● Records for this exercise:
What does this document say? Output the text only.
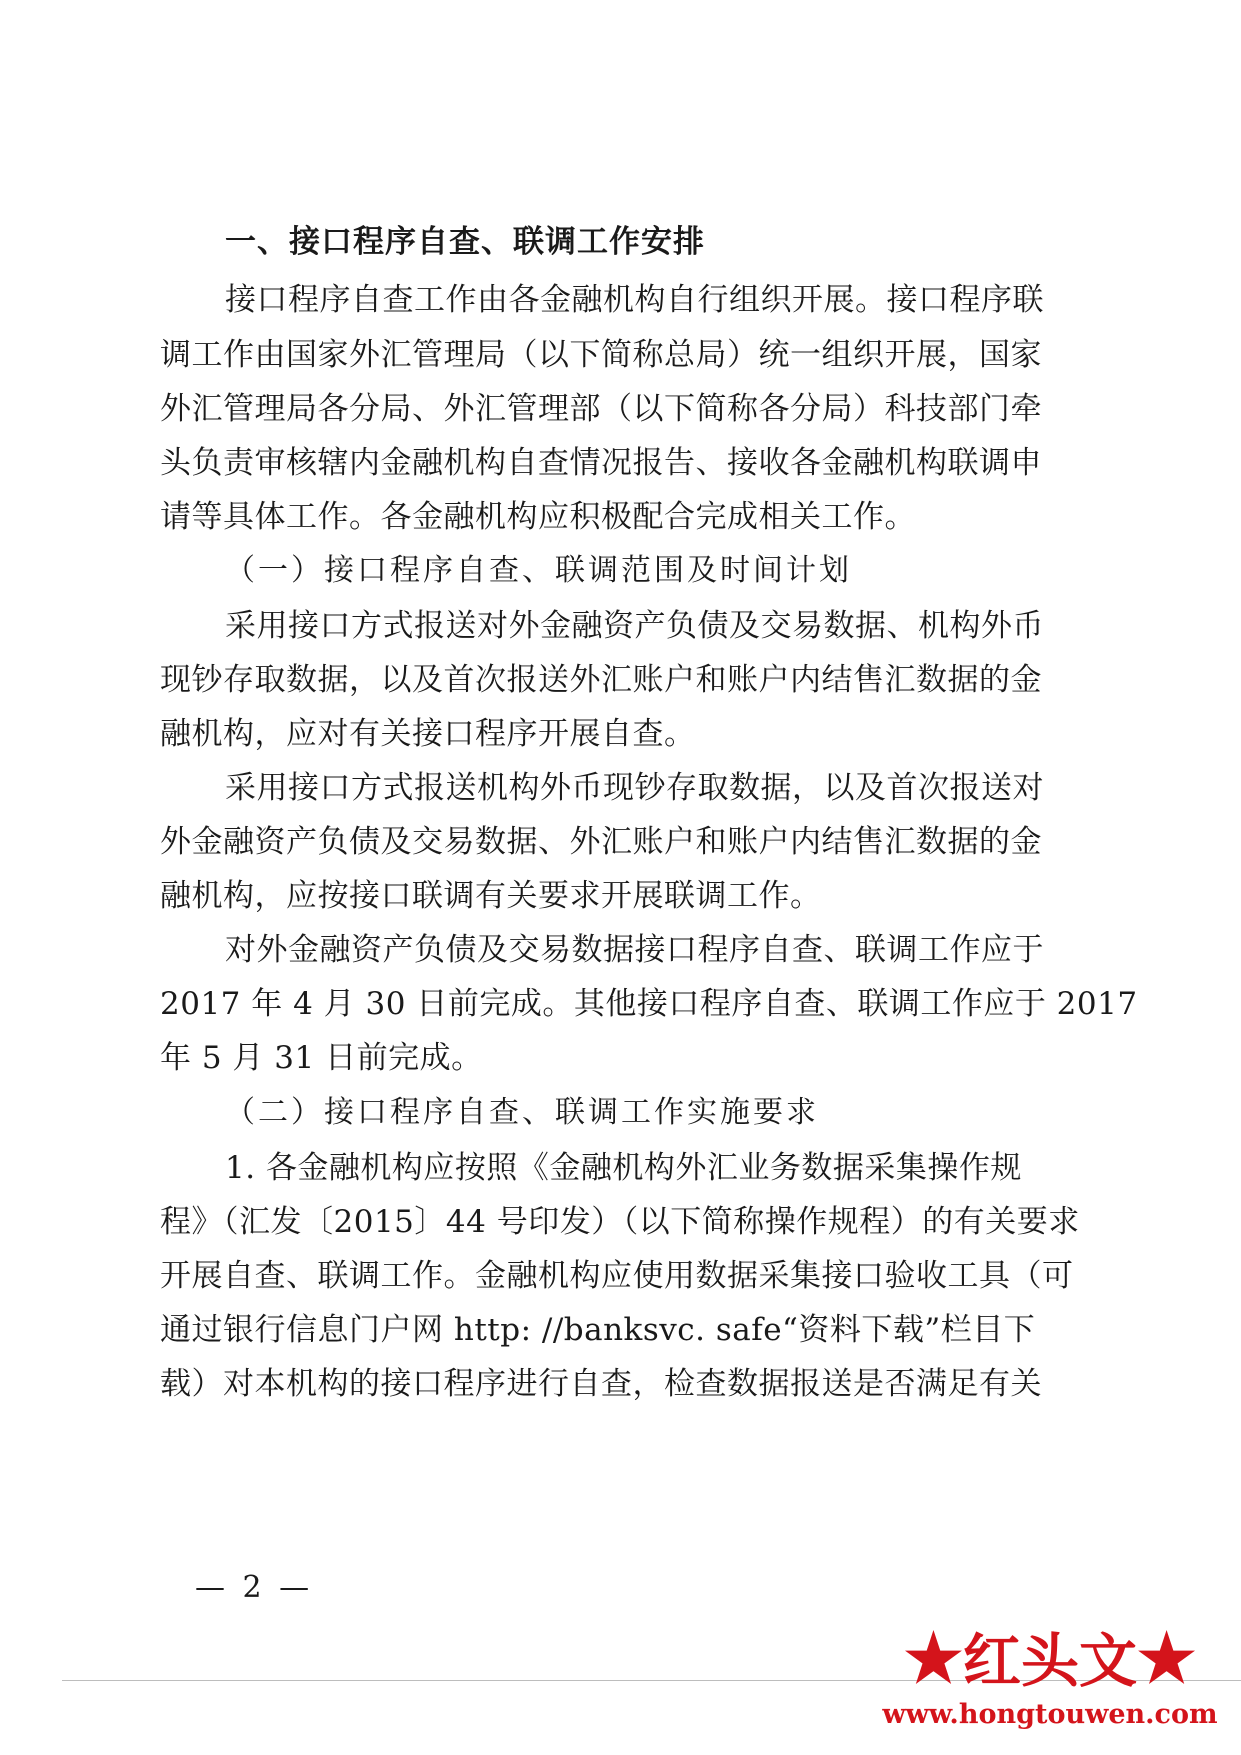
一、接口程序自查、联调工作安排
接口程序自查工作由各金融机构自行组织开展。接口程序联
调工作由国家外汇管理局（以下简称总局）统一组织开展，国家
外汇管理局各分局、外汇管理部（以下简称各分局）科技部门牵
头负责审核辖内金融机构自查情况报告、接收各金融机构联调申
请等具体工作。各金融机构应积极配合完成相关工作。
（一）接口程序自查、联调范围及时间计划
采用接口方式报送对外金融资产负债及交易数据、机构外币
现钞存取数据，以及首次报送外汇账户和账户内结售汇数据的金
融机构，应对有关接口程序开展自查。
采用接口方式报送机构外币现钞存取数据，以及首次报送对
外金融资产负债及交易数据、外汇账户和账户内结售汇数据的金
融机构，应按接口联调有关要求开展联调工作。
对外金融资产负债及交易数据接口程序自查、联调工作应于
2017 年 4 月 30 日前完成。其他接口程序自查、联调工作应于 2017
年 5 月 31 日前完成。
（二）接口程序自查、联调工作实施要求
1. 各金融机构应按照《金融机构外汇业务数据采集操作规
程》（汇发〔2015〕44 号印发）（以下简称操作规程）的有关要求
开展自查、联调工作。金融机构应使用数据采集接口验收工具（可
通过银行信息门户网 http: //banksvc. safe“资料下载”栏目下
载）对本机构的接口程序进行自查，检查数据报送是否满足有关
— 2 —
★红头文★
www.hongtouwen.com
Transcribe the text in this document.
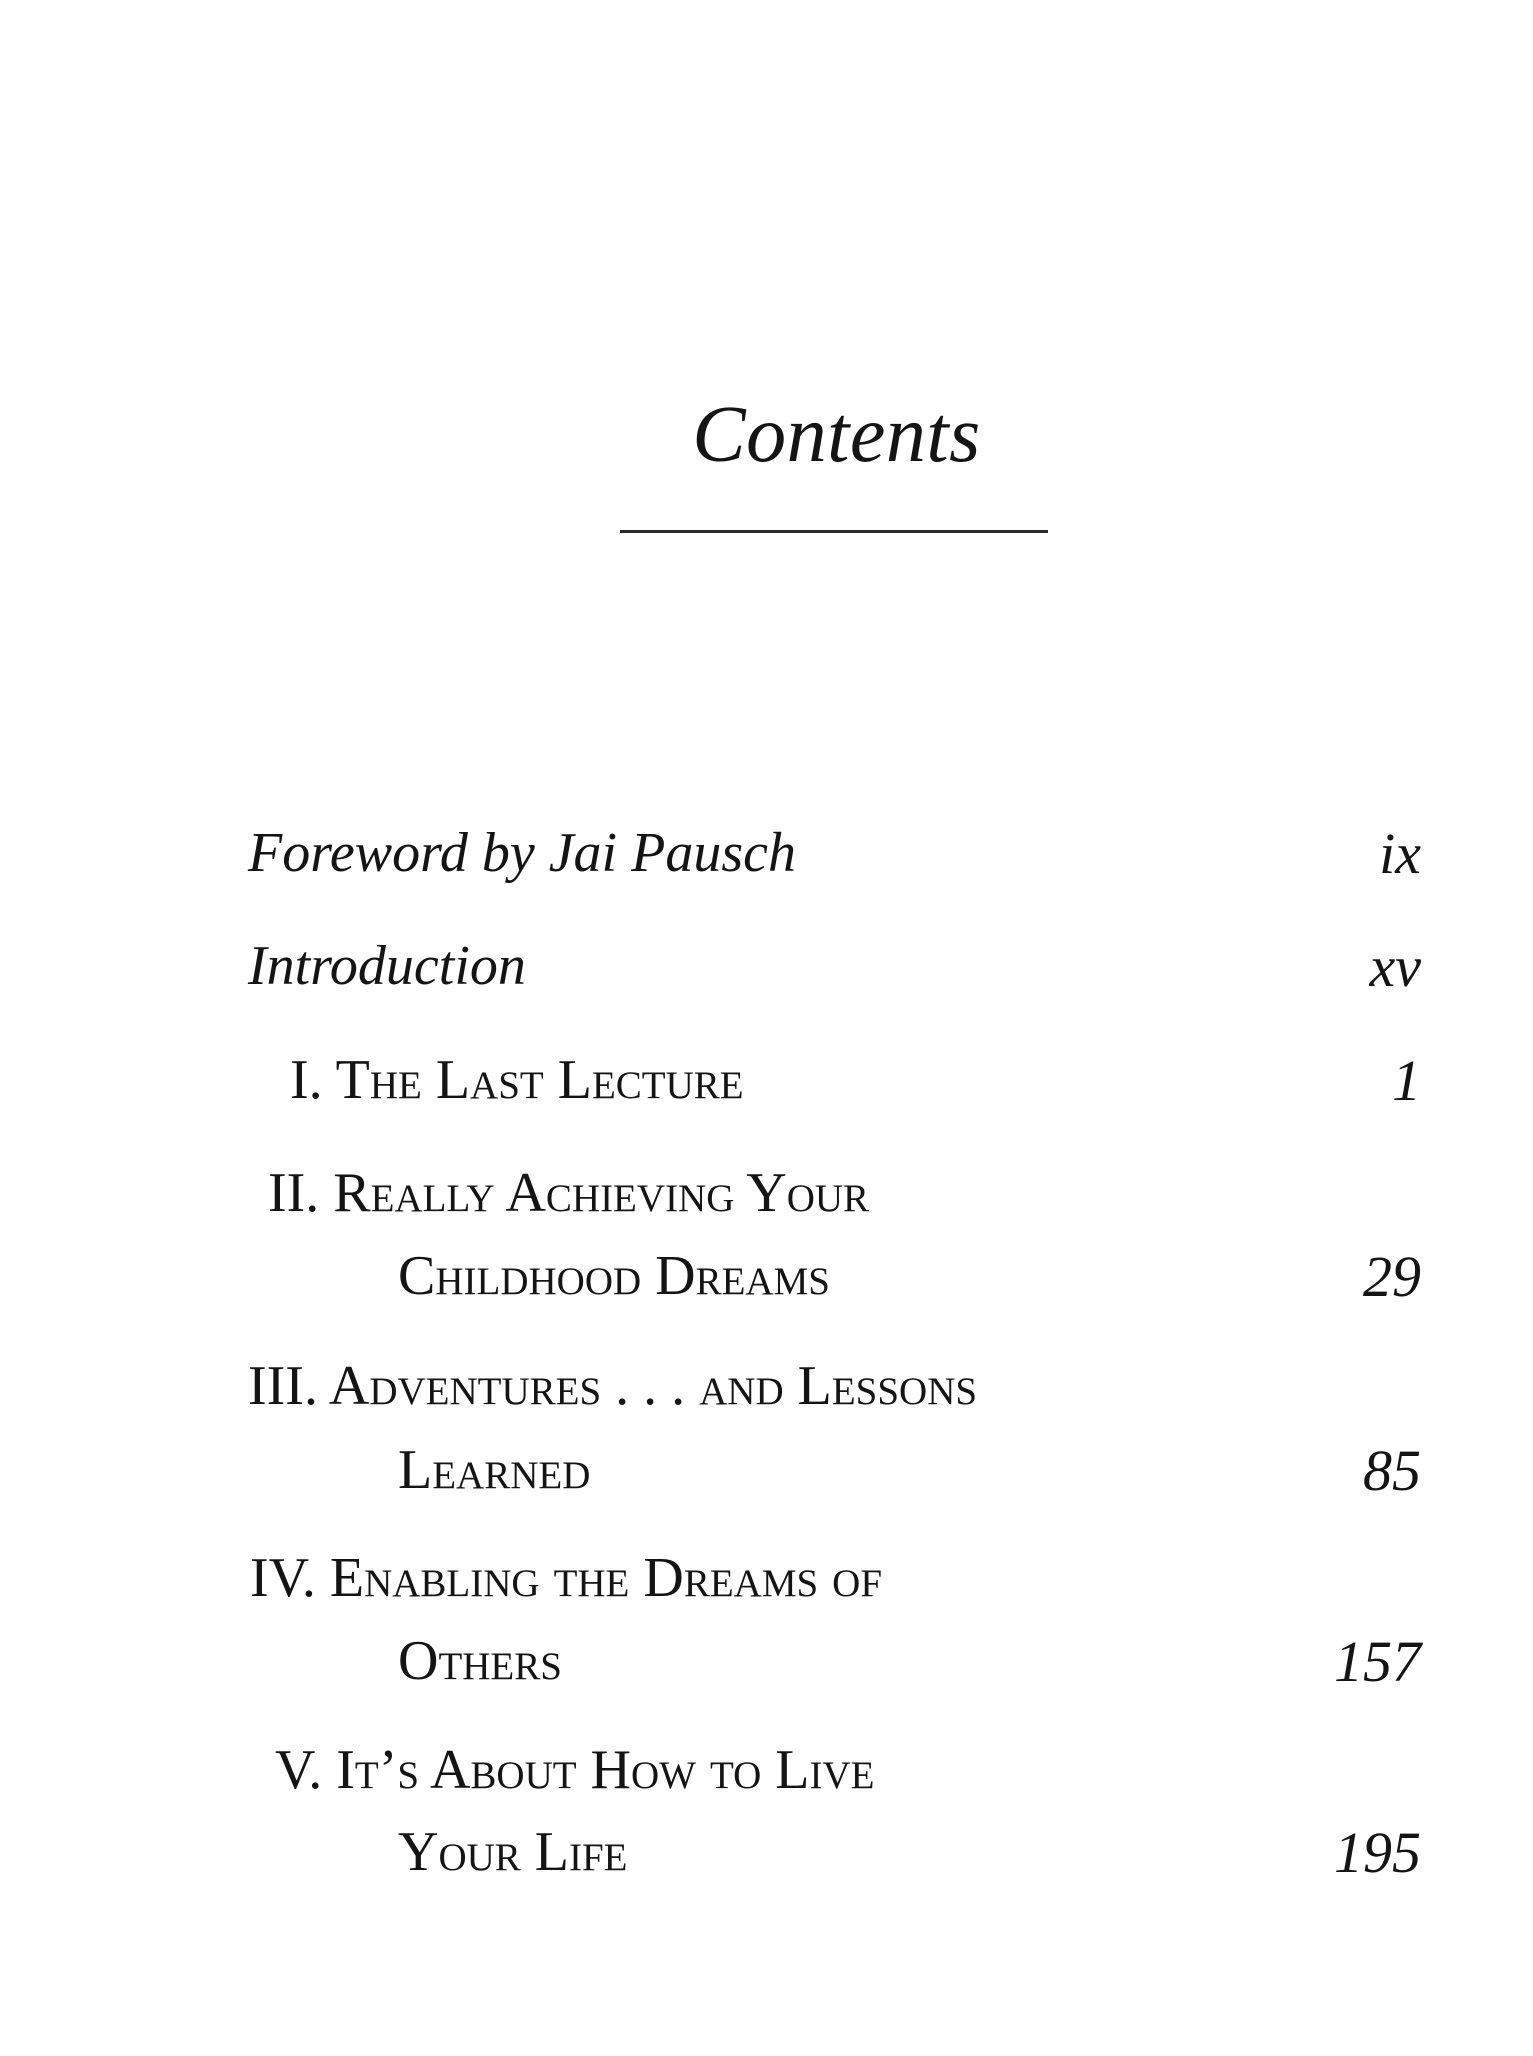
Contents
Foreword by Jai Pausch	ix
Introduction	xv
I. The Last Lecture	1
II. Really Achieving Your
Childhood Dreams	29
III. Adventures . . . and Lessons
Learned	85
IV. Enabling the Dreams of
Others	157
V. It’s About How to Live
Your Life	195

● Instructions to follow: Make an exact copy of only those lines that run from the line with "Transcribe the text in this document." through the end of the records, excluding pictures.

● Written answer:
Transcribe the text in this document.
Contents
Foreword by Jai Pausch	ix
Introduction	xv
I. The Last Lecture	1
II. Really Achieving Your
Childhood Dreams	29
III. Adventures . . . and Lessons
Learned	85
IV. Enabling the Dreams of
Others	157
V. It’s About How to Live
Your Life	195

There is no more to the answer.